**Task to carry out:** Reproduce the material in full, unchanged.

>> start Provided information

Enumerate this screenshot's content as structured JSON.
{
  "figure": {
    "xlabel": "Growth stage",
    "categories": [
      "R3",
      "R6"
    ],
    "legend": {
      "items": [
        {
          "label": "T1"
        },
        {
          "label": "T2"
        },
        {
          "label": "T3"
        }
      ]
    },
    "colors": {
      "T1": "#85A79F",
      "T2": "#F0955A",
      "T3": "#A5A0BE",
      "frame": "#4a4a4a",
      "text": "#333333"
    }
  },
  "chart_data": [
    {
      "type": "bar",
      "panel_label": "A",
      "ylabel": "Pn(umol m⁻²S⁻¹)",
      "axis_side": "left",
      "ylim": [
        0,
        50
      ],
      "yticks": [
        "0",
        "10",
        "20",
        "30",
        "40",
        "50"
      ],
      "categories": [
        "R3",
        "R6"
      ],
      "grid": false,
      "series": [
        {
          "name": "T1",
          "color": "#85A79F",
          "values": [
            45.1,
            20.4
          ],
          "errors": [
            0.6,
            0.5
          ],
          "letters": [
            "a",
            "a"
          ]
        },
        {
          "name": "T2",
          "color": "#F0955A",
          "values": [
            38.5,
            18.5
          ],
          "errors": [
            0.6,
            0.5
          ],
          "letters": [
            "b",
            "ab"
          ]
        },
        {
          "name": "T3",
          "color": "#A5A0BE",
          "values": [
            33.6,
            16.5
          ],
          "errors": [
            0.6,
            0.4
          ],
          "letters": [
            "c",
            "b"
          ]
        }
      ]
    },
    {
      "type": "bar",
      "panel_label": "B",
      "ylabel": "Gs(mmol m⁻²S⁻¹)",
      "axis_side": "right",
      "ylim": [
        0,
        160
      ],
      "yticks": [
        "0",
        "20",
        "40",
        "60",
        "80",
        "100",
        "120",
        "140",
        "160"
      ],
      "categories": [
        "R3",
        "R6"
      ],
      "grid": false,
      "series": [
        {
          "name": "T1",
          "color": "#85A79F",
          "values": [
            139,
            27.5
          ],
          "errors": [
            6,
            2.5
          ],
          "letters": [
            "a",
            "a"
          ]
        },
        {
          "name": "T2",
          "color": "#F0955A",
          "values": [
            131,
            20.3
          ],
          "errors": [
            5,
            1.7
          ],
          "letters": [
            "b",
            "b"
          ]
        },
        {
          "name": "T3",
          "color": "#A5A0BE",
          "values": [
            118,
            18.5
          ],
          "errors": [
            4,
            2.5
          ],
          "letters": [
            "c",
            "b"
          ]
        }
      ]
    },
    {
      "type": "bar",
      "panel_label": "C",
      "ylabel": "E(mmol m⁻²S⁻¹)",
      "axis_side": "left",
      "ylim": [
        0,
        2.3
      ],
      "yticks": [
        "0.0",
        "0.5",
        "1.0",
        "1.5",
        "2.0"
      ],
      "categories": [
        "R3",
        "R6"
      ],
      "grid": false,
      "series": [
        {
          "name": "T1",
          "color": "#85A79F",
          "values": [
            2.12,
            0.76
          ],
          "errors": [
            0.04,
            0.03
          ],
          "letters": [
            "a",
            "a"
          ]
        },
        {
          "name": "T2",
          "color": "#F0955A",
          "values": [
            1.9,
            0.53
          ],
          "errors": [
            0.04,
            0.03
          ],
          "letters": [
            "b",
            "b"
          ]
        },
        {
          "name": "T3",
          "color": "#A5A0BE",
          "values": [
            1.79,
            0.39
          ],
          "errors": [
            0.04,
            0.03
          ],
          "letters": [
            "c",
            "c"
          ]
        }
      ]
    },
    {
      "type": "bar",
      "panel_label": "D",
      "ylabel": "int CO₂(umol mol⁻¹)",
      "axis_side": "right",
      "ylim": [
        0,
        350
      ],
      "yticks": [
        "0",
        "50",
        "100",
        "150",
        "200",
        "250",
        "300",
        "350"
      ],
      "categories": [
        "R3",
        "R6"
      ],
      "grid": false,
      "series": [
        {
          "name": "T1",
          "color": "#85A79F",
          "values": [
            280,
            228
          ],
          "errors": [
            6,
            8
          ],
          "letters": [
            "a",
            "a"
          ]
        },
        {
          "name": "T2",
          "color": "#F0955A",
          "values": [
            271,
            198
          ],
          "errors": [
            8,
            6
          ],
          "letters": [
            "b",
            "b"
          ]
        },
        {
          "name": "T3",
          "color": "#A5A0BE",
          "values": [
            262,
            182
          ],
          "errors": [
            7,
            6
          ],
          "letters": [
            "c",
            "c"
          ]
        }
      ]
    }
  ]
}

>> end Provided information

**Response to the task:**
Enumerate this screenshot's content as structured JSON.
{
  "figure": {
    "xlabel": "Growth stage",
    "categories": [
      "R3",
      "R6"
    ],
    "legend": {
      "items": [
        {
          "label": "T1"
        },
        {
          "label": "T2"
        },
        {
          "label": "T3"
        }
      ]
    },
    "colors": {
      "T1": "#85A79F",
      "T2": "#F0955A",
      "T3": "#A5A0BE",
      "frame": "#4a4a4a",
      "text": "#333333"
    }
  },
  "chart_data": [
    {
      "type": "bar",
      "panel_label": "A",
      "ylabel": "Pn(umol m⁻²S⁻¹)",
      "axis_side": "left",
      "ylim": [
        0,
        50
      ],
      "yticks": [
        "0",
        "10",
        "20",
        "30",
        "40",
        "50"
      ],
      "categories": [
        "R3",
        "R6"
      ],
      "grid": false,
      "series": [
        {
          "name": "T1",
          "color": "#85A79F",
          "values": [
            45.1,
            20.4
          ],
          "errors": [
            0.6,
            0.5
          ],
          "letters": [
            "a",
            "a"
          ]
        },
        {
          "name": "T2",
          "color": "#F0955A",
          "values": [
            38.5,
            18.5
          ],
          "errors": [
            0.6,
            0.5
          ],
          "letters": [
            "b",
            "ab"
          ]
        },
        {
          "name": "T3",
          "color": "#A5A0BE",
          "values": [
            33.6,
            16.5
          ],
          "errors": [
            0.6,
            0.4
          ],
          "letters": [
            "c",
            "b"
          ]
        }
      ]
    },
    {
      "type": "bar",
      "panel_label": "B",
      "ylabel": "Gs(mmol m⁻²S⁻¹)",
      "axis_side": "right",
      "ylim": [
        0,
        160
      ],
      "yticks": [
        "0",
        "20",
        "40",
        "60",
        "80",
        "100",
        "120",
        "140",
        "160"
      ],
      "categories": [
        "R3",
        "R6"
      ],
      "grid": false,
      "series": [
        {
          "name": "T1",
          "color": "#85A79F",
          "values": [
            139,
            27.5
          ],
          "errors": [
            6,
            2.5
          ],
          "letters": [
            "a",
            "a"
          ]
        },
        {
          "name": "T2",
          "color": "#F0955A",
          "values": [
            131,
            20.3
          ],
          "errors": [
            5,
            1.7
          ],
          "letters": [
            "b",
            "b"
          ]
        },
        {
          "name": "T3",
          "color": "#A5A0BE",
          "values": [
            118,
            18.5
          ],
          "errors": [
            4,
            2.5
          ],
          "letters": [
            "c",
            "b"
          ]
        }
      ]
    },
    {
      "type": "bar",
      "panel_label": "C",
      "ylabel": "E(mmol m⁻²S⁻¹)",
      "axis_side": "left",
      "ylim": [
        0,
        2.3
      ],
      "yticks": [
        "0.0",
        "0.5",
        "1.0",
        "1.5",
        "2.0"
      ],
      "categories": [
        "R3",
        "R6"
      ],
      "grid": false,
      "series": [
        {
          "name": "T1",
          "color": "#85A79F",
          "values": [
            2.12,
            0.76
          ],
          "errors": [
            0.04,
            0.03
          ],
          "letters": [
            "a",
            "a"
          ]
        },
        {
          "name": "T2",
          "color": "#F0955A",
          "values": [
            1.9,
            0.53
          ],
          "errors": [
            0.04,
            0.03
          ],
          "letters": [
            "b",
            "b"
          ]
        },
        {
          "name": "T3",
          "color": "#A5A0BE",
          "values": [
            1.79,
            0.39
          ],
          "errors": [
            0.04,
            0.03
          ],
          "letters": [
            "c",
            "c"
          ]
        }
      ]
    },
    {
      "type": "bar",
      "panel_label": "D",
      "ylabel": "int CO₂(umol mol⁻¹)",
      "axis_side": "right",
      "ylim": [
        0,
        350
      ],
      "yticks": [
        "0",
        "50",
        "100",
        "150",
        "200",
        "250",
        "300",
        "350"
      ],
      "categories": [
        "R3",
        "R6"
      ],
      "grid": false,
      "series": [
        {
          "name": "T1",
          "color": "#85A79F",
          "values": [
            280,
            228
          ],
          "errors": [
            6,
            8
          ],
          "letters": [
            "a",
            "a"
          ]
        },
        {
          "name": "T2",
          "color": "#F0955A",
          "values": [
            271,
            198
          ],
          "errors": [
            8,
            6
          ],
          "letters": [
            "b",
            "b"
          ]
        },
        {
          "name": "T3",
          "color": "#A5A0BE",
          "values": [
            262,
            182
          ],
          "errors": [
            7,
            6
          ],
          "letters": [
            "c",
            "c"
          ]
        }
      ]
    }
  ]
}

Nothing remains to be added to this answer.